All lines from the one containing "Read this page and output its text content." through the last line of the listing below are to be copied exactly. Exclude the pictures.

** start of Exercise input **

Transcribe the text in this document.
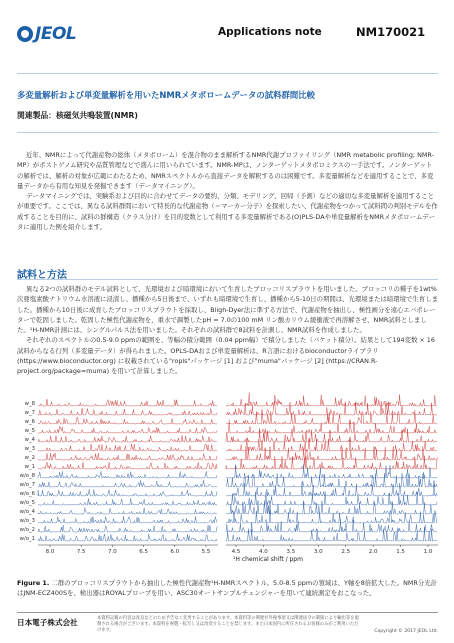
JEOL	Applications note	NM170021
多変量解析および単変量解析を用いたNMRメタボロームデータの試料群間比較
関連製品：核磁気共鳴装置(NMR)

近年、NMRによって代謝産物の総体（メタボローム）を混合物のまま解析するNMR代謝プロファイリング（NMR metabolic profiling; NMR-MP）がポストゲノム研究や品質管理などで盛んに用いられています。NMR-MPは、ノンターゲットメタボロミクスの一手法です。ノンターゲットの解析では、解析の対象が広範にわたるため、NMRスペクトルから直接データを解釈するのは困難です。多変量解析などを適用することで、多変量データから有用な知見を発掘できます（データマイニング）。

データマイニングでは、実験系および目的に合わせてデータの要約、分類、モデリング、回帰（予測）などの適切な多変量解析を適用することが重要です。ここでは、異なる試料群間において特長的な代謝産物（＝マーカー分子）を探索したい、代謝産物をつかって試料間の判別モデルを作成することを目的に、試料の群構造（クラス分け）を目的変数として利用する多変量解析である(O)PLS-DAや単変量解析をNMRメタボロームデータに適用した例を紹介します。

試料と方法

異なる2つの試料群のモデル試料として、光環境および暗環境において生育したブロッコリスプラウトを用いました。ブロッコリの種子を1wt%次亜塩素酸ナトリウム水溶液に浸漬し、播種から5日後まで、いずれも暗環境で生育し、播種から5-10日の期間は、光環境または暗環境で生育しました。播種から10日後に成育したブロッコリスプラウトを採取し、Bligh-Dyer法に準ずる方法で、代謝産物を抽出し、極性画分を遠心エバポレーターで乾固しました。乾固した極性代謝産物を、重水で調製したpH = 7.0の100 mM リン酸カリウム緩衝液で再溶解させ、NMR試料としました。¹H-NMR計測には、シングルパルス法を用いました。それぞれの試料群で8試料を計測し、NMR試料を作成しました。

それぞれのスペクトルの0.5-9.0 ppmの範囲を、等幅の積分範囲（0.04 ppm幅）で積分しました（バケット積分）。結果として194変数 × 16試料からなる行列（多変量データ）が得られました。OPLS-DAおよび単変量解析は、R言語におけるbioconductorライブラリ (https://www.bioconductor.org) に収載されている"ropls"パッケージ [1] および"muma"パッケージ [2] (https://CRAN.R-project.org/package=muma) を用いて計算しました。

w_8
w_7
w_6
w_5
w_4
w_3
w_2
w_1
w/o_8
w/o_7
w/o_6
w/o_5
w/o_4
w/o_3
w/o_2
w/o_1
8.0	7.5	7.0	6.5	6.0	5.5	4.5	4.0	3.5	3.0	2.5	2.0	1.5	1.0
¹H chemical shift / ppm
Figure 1. 二群のブロッコリスプラウトから抽出した極性代謝産物¹H-NMRスペクトル。5.0-8.5 ppmの領域は、Y軸を8倍拡大した。NMR分光計はJNM-ECZ400Sを、検出器はROYALプローブを用い、ASC30オートサンプルチェンジャーを用いて連続測定をおこなった。
日本電子株式会社	本資料記載の内容は改良などのため予告なく変更することがあります。本資料等の関連社外秘事項又は関連法令の制限により輸出等を規制される場合がございます。本資料を複製・転写し又は改変することを禁じます。また日本国内に所在されるお客様のみがご利用いただけます。	Copyright © 2017 JEOL Ltd.
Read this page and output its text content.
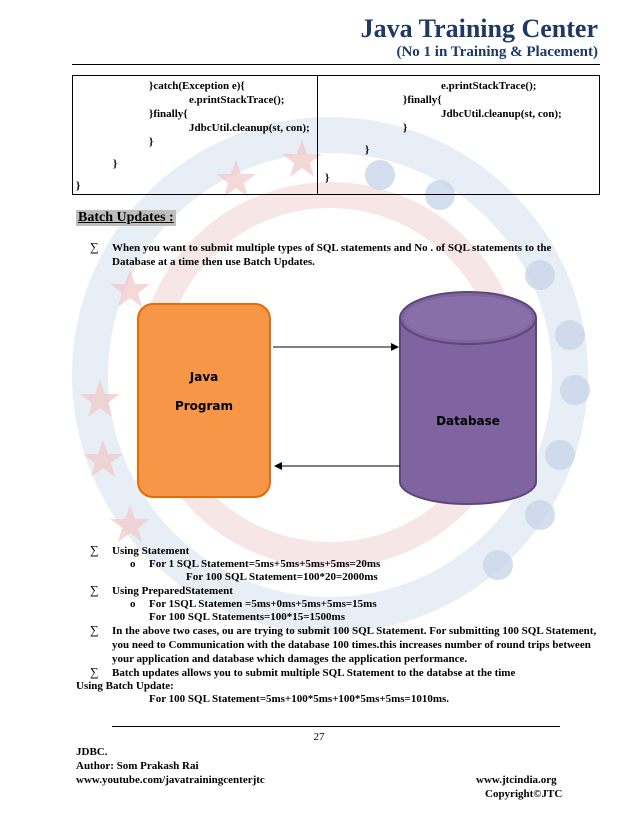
Java Training Center
(No 1 in Training & Placement)
}catch(Exception e){
e.printStackTrace();
}finally{
JdbcUtil.cleanup(st, con);
}
}
}
e.printStackTrace();
}finally{
JdbcUtil.cleanup(st, con);
}
}
}
Batch Updates :
∑ When you want to submit multiple types of SQL statements and No . of SQL statements to the Database at a time then use Batch Updates.
Java
Program
Database
∑ Using Statement
o For 1 SQL Statement=5ms+5ms+5ms+5ms=20ms
For 100 SQL Statement=100*20=2000ms
∑ Using PreparedStatement
o For 1SQL Statemen =5ms+0ms+5ms+5ms=15ms
For 100 SQL Statements=100*15=1500ms
∑ In the above two cases, ou are trying to submit 100 SQL Statement. For submitting 100 SQL Statement, you need to Communication with the database 100 times.this increases number of round trips between your application and database which damages the application performance.
∑ Batch updates allows you to submit multiple SQL Statement to the databse at the time
Using Batch Update:
For 100 SQL Statement=5ms+100*5ms+100*5ms+5ms=1010ms.
27
JDBC.
Author: Som Prakash Rai
www.youtube.com/javatrainingcenterjtc	www.jtcindia.org
Copyright©JTC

** end of Exercise input **

■ **Answer to the problem**
Read this page and output its text content.
Java Training Center
(No 1 in Training & Placement)
}catch(Exception e){
e.printStackTrace();
}finally{
JdbcUtil.cleanup(st, con);
}
}
}
e.printStackTrace();
}finally{
JdbcUtil.cleanup(st, con);
}
}
}
Batch Updates :
∑ When you want to submit multiple types of SQL statements and No . of SQL statements to the Database at a time then use Batch Updates.
Java
Program
Database
∑ Using Statement
o For 1 SQL Statement=5ms+5ms+5ms+5ms=20ms
For 100 SQL Statement=100*20=2000ms
∑ Using PreparedStatement
o For 1SQL Statemen =5ms+0ms+5ms+5ms=15ms
For 100 SQL Statements=100*15=1500ms
∑ In the above two cases, ou are trying to submit 100 SQL Statement. For submitting 100 SQL Statement, you need to Communication with the database 100 times.this increases number of round trips between your application and database which damages the application performance.
∑ Batch updates allows you to submit multiple SQL Statement to the databse at the time
Using Batch Update:
For 100 SQL Statement=5ms+100*5ms+100*5ms+5ms=1010ms.
27
JDBC.
Author: Som Prakash Rai
www.youtube.com/javatrainingcenterjtc	www.jtcindia.org
Copyright©JTC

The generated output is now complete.